Stored data
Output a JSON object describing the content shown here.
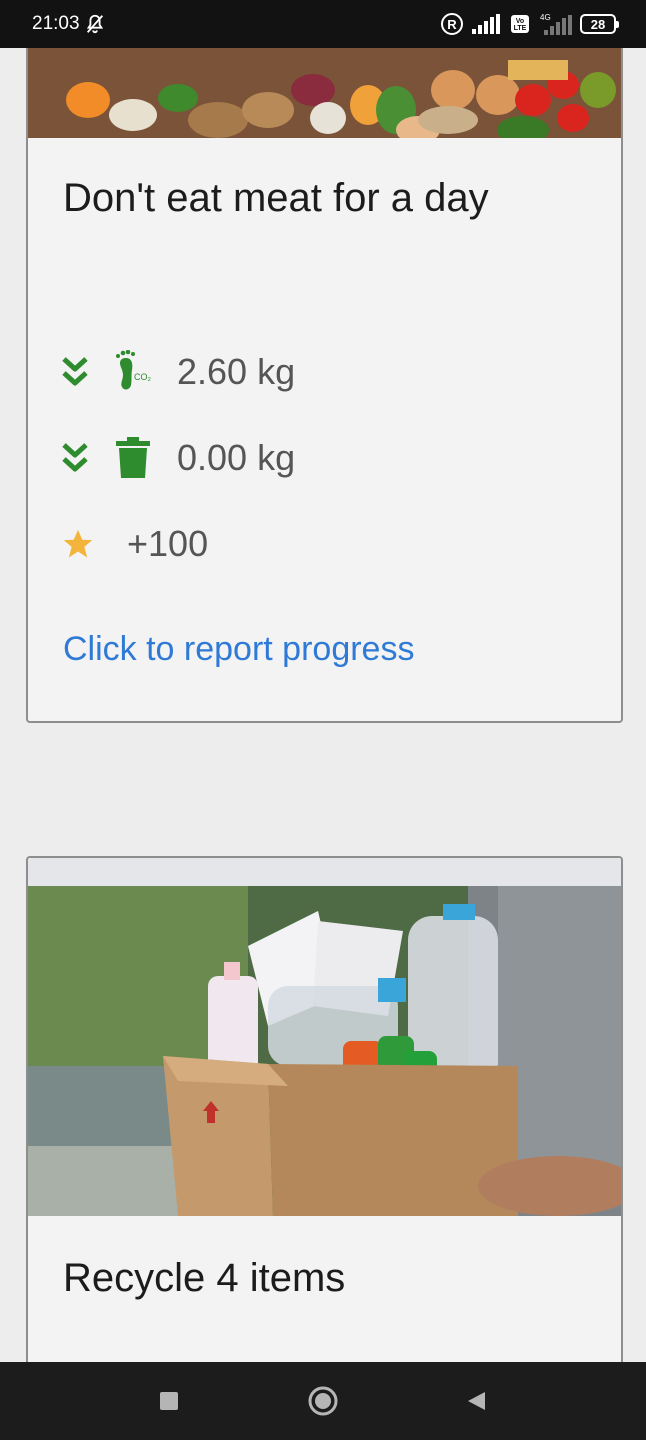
{
  "status_bar": {
    "time": "21:03",
    "battery": "28",
    "icons": [
      "bell-off-icon",
      "registered-icon",
      "signal-icon",
      "volte-icon",
      "signal-4g-icon",
      "battery-icon"
    ]
  },
  "cards": [
    {
      "title": "Don't eat meat for a day",
      "image": "vegetables-image",
      "stats": [
        {
          "icon": "footprint-co2-icon",
          "indicator": "double-chevron-down-icon",
          "value": "2.60 kg"
        },
        {
          "icon": "trash-icon",
          "indicator": "double-chevron-down-icon",
          "value": "0.00 kg"
        },
        {
          "icon": "star-icon",
          "value": "+100"
        }
      ],
      "action_label": "Click to report progress"
    },
    {
      "title": "Recycle 4 items",
      "image": "recycling-box-image"
    }
  ],
  "colors": {
    "accent_green": "#2e8b2e",
    "link_blue": "#2f7ad6",
    "star_yellow": "#f3b43c"
  },
  "nav_bar": {
    "buttons": [
      "recents-button",
      "home-button",
      "back-button"
    ]
  }
}
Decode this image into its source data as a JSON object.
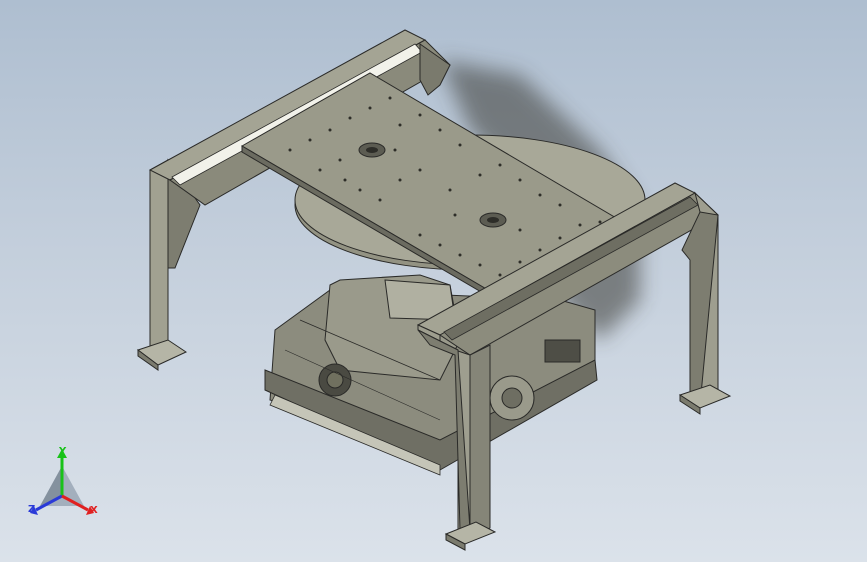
{
  "viewport": {
    "background_top": "#aebed0",
    "background_bottom": "#dbe2ea"
  },
  "model": {
    "frame_color": "#8f8f80",
    "frame_dark": "#6d6d60",
    "plate_color": "#939383",
    "robot_color": "#8a8a7c",
    "line_color": "#2a2a28"
  },
  "triad": {
    "axes": [
      {
        "name": "y",
        "label": "Y",
        "color": "#19c219"
      },
      {
        "name": "z",
        "label": "Z",
        "color": "#2a3ad8"
      },
      {
        "name": "x",
        "label": "X",
        "color": "#e02020"
      }
    ]
  }
}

WORK REQUIRED:
Quote the listing above in full, except for the pictures.

RESPONSE TO THIS TASK:
Output a JSON object describing the content shown here.
{
  "status_bar": {
    "time": "21:03",
    "battery": "28",
    "icons": [
      "bell-off-icon",
      "registered-icon",
      "signal-icon",
      "volte-icon",
      "signal-4g-icon",
      "battery-icon"
    ]
  },
  "cards": [
    {
      "title": "Don't eat meat for a day",
      "image": "vegetables-image",
      "stats": [
        {
          "icon": "footprint-co2-icon",
          "indicator": "double-chevron-down-icon",
          "value": "2.60 kg"
        },
        {
          "icon": "trash-icon",
          "indicator": "double-chevron-down-icon",
          "value": "0.00 kg"
        },
        {
          "icon": "star-icon",
          "value": "+100"
        }
      ],
      "action_label": "Click to report progress"
    },
    {
      "title": "Recycle 4 items",
      "image": "recycling-box-image"
    }
  ],
  "colors": {
    "accent_green": "#2e8b2e",
    "link_blue": "#2f7ad6",
    "star_yellow": "#f3b43c"
  },
  "nav_bar": {
    "buttons": [
      "recents-button",
      "home-button",
      "back-button"
    ]
  }
}
Decode this image into its source data as a JSON object.
{
  "viewport": {
    "background_top": "#aebed0",
    "background_bottom": "#dbe2ea"
  },
  "model": {
    "frame_color": "#8f8f80",
    "frame_dark": "#6d6d60",
    "plate_color": "#939383",
    "robot_color": "#8a8a7c",
    "line_color": "#2a2a28"
  },
  "triad": {
    "axes": [
      {
        "name": "y",
        "label": "Y",
        "color": "#19c219"
      },
      {
        "name": "z",
        "label": "Z",
        "color": "#2a3ad8"
      },
      {
        "name": "x",
        "label": "X",
        "color": "#e02020"
      }
    ]
  }
}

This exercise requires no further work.